### [EXERCISE OBJECTIVE]
Could you write out the records below exactly as they appear?

start DATA FOR THIS TASK

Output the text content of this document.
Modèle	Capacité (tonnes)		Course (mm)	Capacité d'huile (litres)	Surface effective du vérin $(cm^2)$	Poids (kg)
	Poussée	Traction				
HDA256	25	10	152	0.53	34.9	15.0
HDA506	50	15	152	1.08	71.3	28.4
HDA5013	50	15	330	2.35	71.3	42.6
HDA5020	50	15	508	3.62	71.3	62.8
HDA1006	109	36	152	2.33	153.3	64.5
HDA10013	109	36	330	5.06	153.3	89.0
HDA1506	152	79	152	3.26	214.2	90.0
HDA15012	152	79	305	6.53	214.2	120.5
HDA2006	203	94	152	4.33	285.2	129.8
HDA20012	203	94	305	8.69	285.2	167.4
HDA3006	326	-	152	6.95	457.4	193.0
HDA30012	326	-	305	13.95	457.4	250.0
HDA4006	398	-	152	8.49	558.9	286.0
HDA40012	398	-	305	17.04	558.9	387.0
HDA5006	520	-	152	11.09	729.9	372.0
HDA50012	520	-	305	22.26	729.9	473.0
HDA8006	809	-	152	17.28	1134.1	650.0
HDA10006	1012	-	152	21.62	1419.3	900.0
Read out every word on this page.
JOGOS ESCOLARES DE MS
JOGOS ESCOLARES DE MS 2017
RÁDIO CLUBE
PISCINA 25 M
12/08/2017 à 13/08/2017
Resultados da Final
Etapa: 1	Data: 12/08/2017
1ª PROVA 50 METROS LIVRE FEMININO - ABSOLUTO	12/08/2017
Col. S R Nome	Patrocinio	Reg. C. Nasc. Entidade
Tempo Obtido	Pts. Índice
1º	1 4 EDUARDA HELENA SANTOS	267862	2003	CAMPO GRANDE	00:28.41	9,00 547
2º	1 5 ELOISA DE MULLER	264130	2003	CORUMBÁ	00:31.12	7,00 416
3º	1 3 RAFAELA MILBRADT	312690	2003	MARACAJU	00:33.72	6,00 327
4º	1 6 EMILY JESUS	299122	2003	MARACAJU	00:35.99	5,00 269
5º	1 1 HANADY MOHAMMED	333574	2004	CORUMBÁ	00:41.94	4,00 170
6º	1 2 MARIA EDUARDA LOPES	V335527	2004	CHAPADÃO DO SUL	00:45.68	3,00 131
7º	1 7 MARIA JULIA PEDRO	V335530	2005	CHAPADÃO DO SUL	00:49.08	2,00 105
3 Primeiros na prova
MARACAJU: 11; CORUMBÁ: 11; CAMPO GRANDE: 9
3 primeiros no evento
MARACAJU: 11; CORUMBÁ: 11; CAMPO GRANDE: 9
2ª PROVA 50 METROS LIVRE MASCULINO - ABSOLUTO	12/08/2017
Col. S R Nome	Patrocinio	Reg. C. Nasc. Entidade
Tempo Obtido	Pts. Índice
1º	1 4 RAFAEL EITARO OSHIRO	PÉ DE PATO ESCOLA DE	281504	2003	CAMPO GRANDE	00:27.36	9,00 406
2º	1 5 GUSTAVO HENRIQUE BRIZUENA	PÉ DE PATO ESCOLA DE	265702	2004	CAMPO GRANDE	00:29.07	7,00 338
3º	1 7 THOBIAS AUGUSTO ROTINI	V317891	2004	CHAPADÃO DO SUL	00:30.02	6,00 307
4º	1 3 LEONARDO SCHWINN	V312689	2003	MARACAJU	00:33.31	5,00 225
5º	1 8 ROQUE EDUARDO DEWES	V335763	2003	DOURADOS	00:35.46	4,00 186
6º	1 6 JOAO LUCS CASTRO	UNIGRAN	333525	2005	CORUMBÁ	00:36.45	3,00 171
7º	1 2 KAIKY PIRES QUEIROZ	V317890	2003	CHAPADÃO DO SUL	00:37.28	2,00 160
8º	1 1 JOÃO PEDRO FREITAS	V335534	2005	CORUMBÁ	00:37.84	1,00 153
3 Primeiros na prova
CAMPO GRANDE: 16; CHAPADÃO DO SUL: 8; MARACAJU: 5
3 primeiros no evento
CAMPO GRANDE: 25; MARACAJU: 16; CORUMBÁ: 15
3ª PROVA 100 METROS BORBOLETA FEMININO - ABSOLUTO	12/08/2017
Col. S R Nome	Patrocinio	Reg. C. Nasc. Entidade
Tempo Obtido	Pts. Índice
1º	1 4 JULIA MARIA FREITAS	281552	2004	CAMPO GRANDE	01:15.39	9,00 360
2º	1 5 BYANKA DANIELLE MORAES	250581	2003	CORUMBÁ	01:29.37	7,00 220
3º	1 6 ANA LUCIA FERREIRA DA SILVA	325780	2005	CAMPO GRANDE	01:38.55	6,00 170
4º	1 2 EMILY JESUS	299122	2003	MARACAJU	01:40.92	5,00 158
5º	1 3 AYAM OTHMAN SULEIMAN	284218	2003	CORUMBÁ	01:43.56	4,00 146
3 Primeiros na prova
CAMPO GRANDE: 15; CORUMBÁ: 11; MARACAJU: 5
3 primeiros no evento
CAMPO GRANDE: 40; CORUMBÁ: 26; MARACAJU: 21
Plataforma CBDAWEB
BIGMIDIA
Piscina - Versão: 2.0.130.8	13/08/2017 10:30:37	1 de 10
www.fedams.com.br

end DATA FOR THIS TASK

### [FINISHED EXERCISE]
Output the text content of this document.
Modèle	Capacité (tonnes)		Course (mm)	Capacité d'huile (litres)	Surface effective du vérin $(cm^2)$	Poids (kg)
	Poussée	Traction				
HDA256	25	10	152	0.53	34.9	15.0
HDA506	50	15	152	1.08	71.3	28.4
HDA5013	50	15	330	2.35	71.3	42.6
HDA5020	50	15	508	3.62	71.3	62.8
HDA1006	109	36	152	2.33	153.3	64.5
HDA10013	109	36	330	5.06	153.3	89.0
HDA1506	152	79	152	3.26	214.2	90.0
HDA15012	152	79	305	6.53	214.2	120.5
HDA2006	203	94	152	4.33	285.2	129.8
HDA20012	203	94	305	8.69	285.2	167.4
HDA3006	326	-	152	6.95	457.4	193.0
HDA30012	326	-	305	13.95	457.4	250.0
HDA4006	398	-	152	8.49	558.9	286.0
HDA40012	398	-	305	17.04	558.9	387.0
HDA5006	520	-	152	11.09	729.9	372.0
HDA50012	520	-	305	22.26	729.9	473.0
HDA8006	809	-	152	17.28	1134.1	650.0
HDA10006	1012	-	152	21.62	1419.3	900.0
Read out every word on this page.
JOGOS ESCOLARES DE MS
JOGOS ESCOLARES DE MS 2017
RÁDIO CLUBE
PISCINA 25 M
12/08/2017 à 13/08/2017
Resultados da Final
Etapa: 1	Data: 12/08/2017
1ª PROVA 50 METROS LIVRE FEMININO - ABSOLUTO	12/08/2017
Col. S R Nome	Patrocinio	Reg. C. Nasc. Entidade
Tempo Obtido	Pts. Índice
1º	1 4 EDUARDA HELENA SANTOS	267862	2003	CAMPO GRANDE	00:28.41	9,00 547
2º	1 5 ELOISA DE MULLER	264130	2003	CORUMBÁ	00:31.12	7,00 416
3º	1 3 RAFAELA MILBRADT	312690	2003	MARACAJU	00:33.72	6,00 327
4º	1 6 EMILY JESUS	299122	2003	MARACAJU	00:35.99	5,00 269
5º	1 1 HANADY MOHAMMED	333574	2004	CORUMBÁ	00:41.94	4,00 170
6º	1 2 MARIA EDUARDA LOPES	V335527	2004	CHAPADÃO DO SUL	00:45.68	3,00 131
7º	1 7 MARIA JULIA PEDRO	V335530	2005	CHAPADÃO DO SUL	00:49.08	2,00 105
3 Primeiros na prova
MARACAJU: 11; CORUMBÁ: 11; CAMPO GRANDE: 9
3 primeiros no evento
MARACAJU: 11; CORUMBÁ: 11; CAMPO GRANDE: 9
2ª PROVA 50 METROS LIVRE MASCULINO - ABSOLUTO	12/08/2017
Col. S R Nome	Patrocinio	Reg. C. Nasc. Entidade
Tempo Obtido	Pts. Índice
1º	1 4 RAFAEL EITARO OSHIRO	PÉ DE PATO ESCOLA DE	281504	2003	CAMPO GRANDE	00:27.36	9,00 406
2º	1 5 GUSTAVO HENRIQUE BRIZUENA	PÉ DE PATO ESCOLA DE	265702	2004	CAMPO GRANDE	00:29.07	7,00 338
3º	1 7 THOBIAS AUGUSTO ROTINI	V317891	2004	CHAPADÃO DO SUL	00:30.02	6,00 307
4º	1 3 LEONARDO SCHWINN	V312689	2003	MARACAJU	00:33.31	5,00 225
5º	1 8 ROQUE EDUARDO DEWES	V335763	2003	DOURADOS	00:35.46	4,00 186
6º	1 6 JOAO LUCS CASTRO	UNIGRAN	333525	2005	CORUMBÁ	00:36.45	3,00 171
7º	1 2 KAIKY PIRES QUEIROZ	V317890	2003	CHAPADÃO DO SUL	00:37.28	2,00 160
8º	1 1 JOÃO PEDRO FREITAS	V335534	2005	CORUMBÁ	00:37.84	1,00 153
3 Primeiros na prova
CAMPO GRANDE: 16; CHAPADÃO DO SUL: 8; MARACAJU: 5
3 primeiros no evento
CAMPO GRANDE: 25; MARACAJU: 16; CORUMBÁ: 15
3ª PROVA 100 METROS BORBOLETA FEMININO - ABSOLUTO	12/08/2017
Col. S R Nome	Patrocinio	Reg. C. Nasc. Entidade
Tempo Obtido	Pts. Índice
1º	1 4 JULIA MARIA FREITAS	281552	2004	CAMPO GRANDE	01:15.39	9,00 360
2º	1 5 BYANKA DANIELLE MORAES	250581	2003	CORUMBÁ	01:29.37	7,00 220
3º	1 6 ANA LUCIA FERREIRA DA SILVA	325780	2005	CAMPO GRANDE	01:38.55	6,00 170
4º	1 2 EMILY JESUS	299122	2003	MARACAJU	01:40.92	5,00 158
5º	1 3 AYAM OTHMAN SULEIMAN	284218	2003	CORUMBÁ	01:43.56	4,00 146
3 Primeiros na prova
CAMPO GRANDE: 15; CORUMBÁ: 11; MARACAJU: 5
3 primeiros no evento
CAMPO GRANDE: 40; CORUMBÁ: 26; MARACAJU: 21
Plataforma CBDAWEB
BIGMIDIA
Piscina - Versão: 2.0.130.8	13/08/2017 10:30:37	1 de 10
www.fedams.com.br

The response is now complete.